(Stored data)
/---

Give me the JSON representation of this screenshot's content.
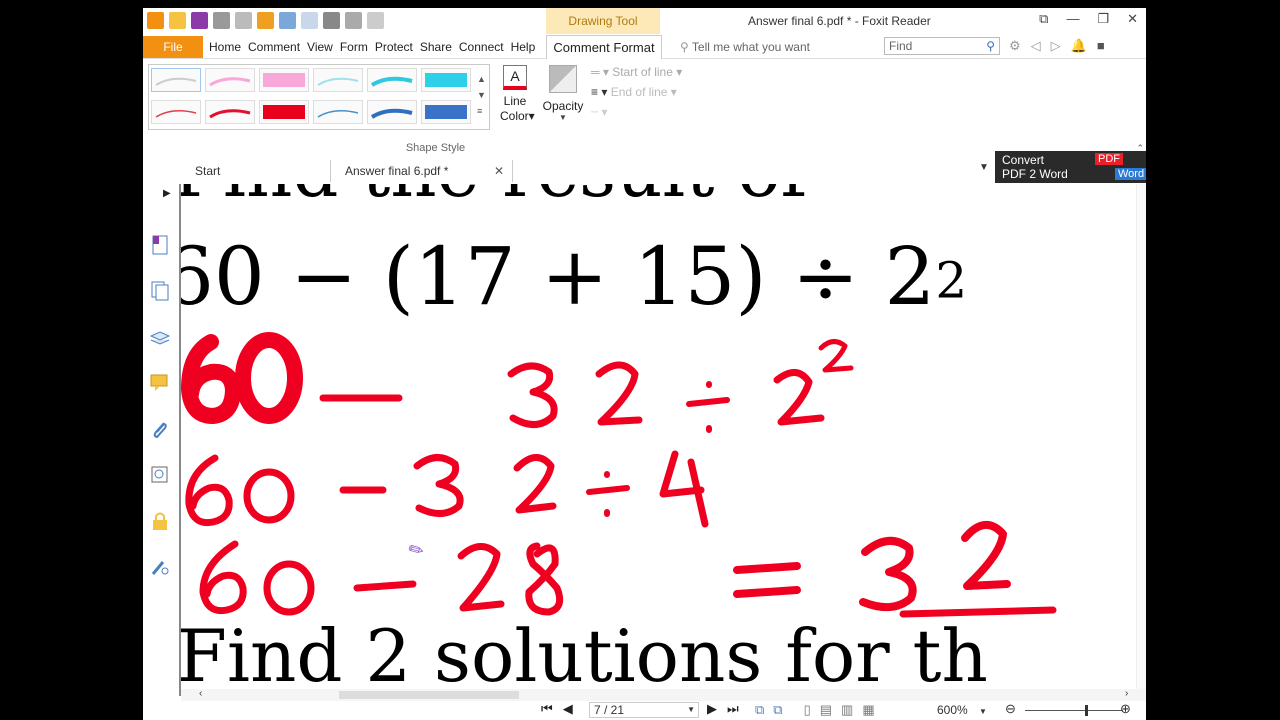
{
  "window": {
    "title": "Answer final 6.pdf * - Foxit Reader",
    "context_tab": "Drawing Tool"
  },
  "menu": {
    "file": "File",
    "items": [
      "Home",
      "Comment",
      "View",
      "Form",
      "Protect",
      "Share",
      "Connect",
      "Help"
    ],
    "active_tab": "Comment Format",
    "tell_me": "Tell me what you want",
    "find_placeholder": "Find"
  },
  "ribbon": {
    "line_color_label": "Line\nColor",
    "opacity_label": "Opacity",
    "start_of_line": "Start of line",
    "end_of_line": "End of line",
    "group_name": "Shape Style"
  },
  "doc_tabs": {
    "start": "Start",
    "current": "Answer final 6.pdf *"
  },
  "convert_banner": {
    "line1": "Convert",
    "line2": "PDF 2 Word",
    "badge_pdf": "PDF",
    "badge_word": "Word"
  },
  "document": {
    "partial_heading": "Find the result of",
    "expression": "60 − (17 + 15) ÷ 2",
    "exponent": "2",
    "handwritten": {
      "line1": "60 −   32 ÷ 2²",
      "line2": "60 − 32 ÷ 4",
      "line3_left": "60 − 28",
      "line3_right": "= 32"
    },
    "next_heading": "Find 2 solutions for th"
  },
  "status": {
    "page": "7 / 21",
    "zoom": "600%"
  },
  "colors": {
    "file_button": "#f29111",
    "ink_red": "#f00020",
    "context_tab_bg": "#fde9b7"
  }
}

\---

Copy all the entries word for word. Omit any pictures.

Give me the JSON representation of this screenshot's content.
{
  "window": {
    "title": "Answer final 6.pdf * - Foxit Reader",
    "context_tab": "Drawing Tool"
  },
  "menu": {
    "file": "File",
    "items": [
      "Home",
      "Comment",
      "View",
      "Form",
      "Protect",
      "Share",
      "Connect",
      "Help"
    ],
    "active_tab": "Comment Format",
    "tell_me": "Tell me what you want",
    "find_placeholder": "Find"
  },
  "ribbon": {
    "line_color_label": "Line\nColor",
    "opacity_label": "Opacity",
    "start_of_line": "Start of line",
    "end_of_line": "End of line",
    "group_name": "Shape Style"
  },
  "doc_tabs": {
    "start": "Start",
    "current": "Answer final 6.pdf *"
  },
  "convert_banner": {
    "line1": "Convert",
    "line2": "PDF 2 Word",
    "badge_pdf": "PDF",
    "badge_word": "Word"
  },
  "document": {
    "partial_heading": "Find the result of",
    "expression": "60 − (17 + 15) ÷ 2",
    "exponent": "2",
    "handwritten": {
      "line1": "60 −   32 ÷ 2²",
      "line2": "60 − 32 ÷ 4",
      "line3_left": "60 − 28",
      "line3_right": "= 32"
    },
    "next_heading": "Find 2 solutions for th"
  },
  "status": {
    "page": "7 / 21",
    "zoom": "600%"
  },
  "colors": {
    "file_button": "#f29111",
    "ink_red": "#f00020",
    "context_tab_bg": "#fde9b7"
  }
}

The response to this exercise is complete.